> **SHORT TASK**:
What is needed is an exact repeat of the lines from the line containing "Extract the structured" through the final line of the entries below, and nothing else.

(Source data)
########################################

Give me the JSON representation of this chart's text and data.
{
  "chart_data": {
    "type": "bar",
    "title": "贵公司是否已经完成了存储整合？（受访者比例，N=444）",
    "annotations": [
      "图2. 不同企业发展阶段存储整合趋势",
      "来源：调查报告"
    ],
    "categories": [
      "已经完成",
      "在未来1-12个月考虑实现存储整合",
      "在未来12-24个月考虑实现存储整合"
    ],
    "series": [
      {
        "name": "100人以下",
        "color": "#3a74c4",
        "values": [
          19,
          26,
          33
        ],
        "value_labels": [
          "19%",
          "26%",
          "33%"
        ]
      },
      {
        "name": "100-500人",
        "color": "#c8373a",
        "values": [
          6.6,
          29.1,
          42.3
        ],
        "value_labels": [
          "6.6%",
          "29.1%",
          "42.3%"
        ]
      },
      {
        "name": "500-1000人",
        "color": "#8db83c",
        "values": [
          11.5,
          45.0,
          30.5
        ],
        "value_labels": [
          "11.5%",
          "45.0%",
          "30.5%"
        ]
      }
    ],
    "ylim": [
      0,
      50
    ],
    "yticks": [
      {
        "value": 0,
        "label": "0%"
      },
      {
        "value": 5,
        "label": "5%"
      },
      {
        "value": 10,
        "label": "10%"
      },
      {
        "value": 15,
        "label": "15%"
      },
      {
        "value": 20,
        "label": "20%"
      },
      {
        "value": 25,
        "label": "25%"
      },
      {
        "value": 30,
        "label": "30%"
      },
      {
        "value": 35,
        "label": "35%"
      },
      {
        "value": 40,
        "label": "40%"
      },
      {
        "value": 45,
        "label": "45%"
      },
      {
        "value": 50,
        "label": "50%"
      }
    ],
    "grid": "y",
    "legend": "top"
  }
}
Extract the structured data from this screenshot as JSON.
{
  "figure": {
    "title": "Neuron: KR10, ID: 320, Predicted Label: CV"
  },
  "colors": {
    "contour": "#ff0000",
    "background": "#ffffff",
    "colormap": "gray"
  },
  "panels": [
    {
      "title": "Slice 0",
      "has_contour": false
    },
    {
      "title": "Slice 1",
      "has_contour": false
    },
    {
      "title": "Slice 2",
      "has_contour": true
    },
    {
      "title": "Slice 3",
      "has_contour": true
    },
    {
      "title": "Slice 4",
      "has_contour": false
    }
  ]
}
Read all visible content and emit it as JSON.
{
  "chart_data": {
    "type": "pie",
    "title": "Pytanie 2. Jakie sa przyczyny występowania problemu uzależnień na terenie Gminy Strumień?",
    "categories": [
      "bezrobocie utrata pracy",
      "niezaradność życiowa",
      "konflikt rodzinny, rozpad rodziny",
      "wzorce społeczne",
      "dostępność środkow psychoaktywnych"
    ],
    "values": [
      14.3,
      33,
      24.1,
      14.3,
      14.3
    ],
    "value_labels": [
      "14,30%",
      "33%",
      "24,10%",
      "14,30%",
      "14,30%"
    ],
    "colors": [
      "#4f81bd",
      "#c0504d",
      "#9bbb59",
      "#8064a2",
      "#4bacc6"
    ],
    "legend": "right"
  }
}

########################################

> **THE RESPONSE**:
Extract the structured data from this screenshot as JSON.
{
  "figure": {
    "title": "Neuron: KR10, ID: 320, Predicted Label: CV"
  },
  "colors": {
    "contour": "#ff0000",
    "background": "#ffffff",
    "colormap": "gray"
  },
  "panels": [
    {
      "title": "Slice 0",
      "has_contour": false
    },
    {
      "title": "Slice 1",
      "has_contour": false
    },
    {
      "title": "Slice 2",
      "has_contour": true
    },
    {
      "title": "Slice 3",
      "has_contour": true
    },
    {
      "title": "Slice 4",
      "has_contour": false
    }
  ]
}
Read all visible content and emit it as JSON.
{
  "chart_data": {
    "type": "pie",
    "title": "Pytanie 2. Jakie sa przyczyny występowania problemu uzależnień na terenie Gminy Strumień?",
    "categories": [
      "bezrobocie utrata pracy",
      "niezaradność życiowa",
      "konflikt rodzinny, rozpad rodziny",
      "wzorce społeczne",
      "dostępność środkow psychoaktywnych"
    ],
    "values": [
      14.3,
      33,
      24.1,
      14.3,
      14.3
    ],
    "value_labels": [
      "14,30%",
      "33%",
      "24,10%",
      "14,30%",
      "14,30%"
    ],
    "colors": [
      "#4f81bd",
      "#c0504d",
      "#9bbb59",
      "#8064a2",
      "#4bacc6"
    ],
    "legend": "right"
  }
}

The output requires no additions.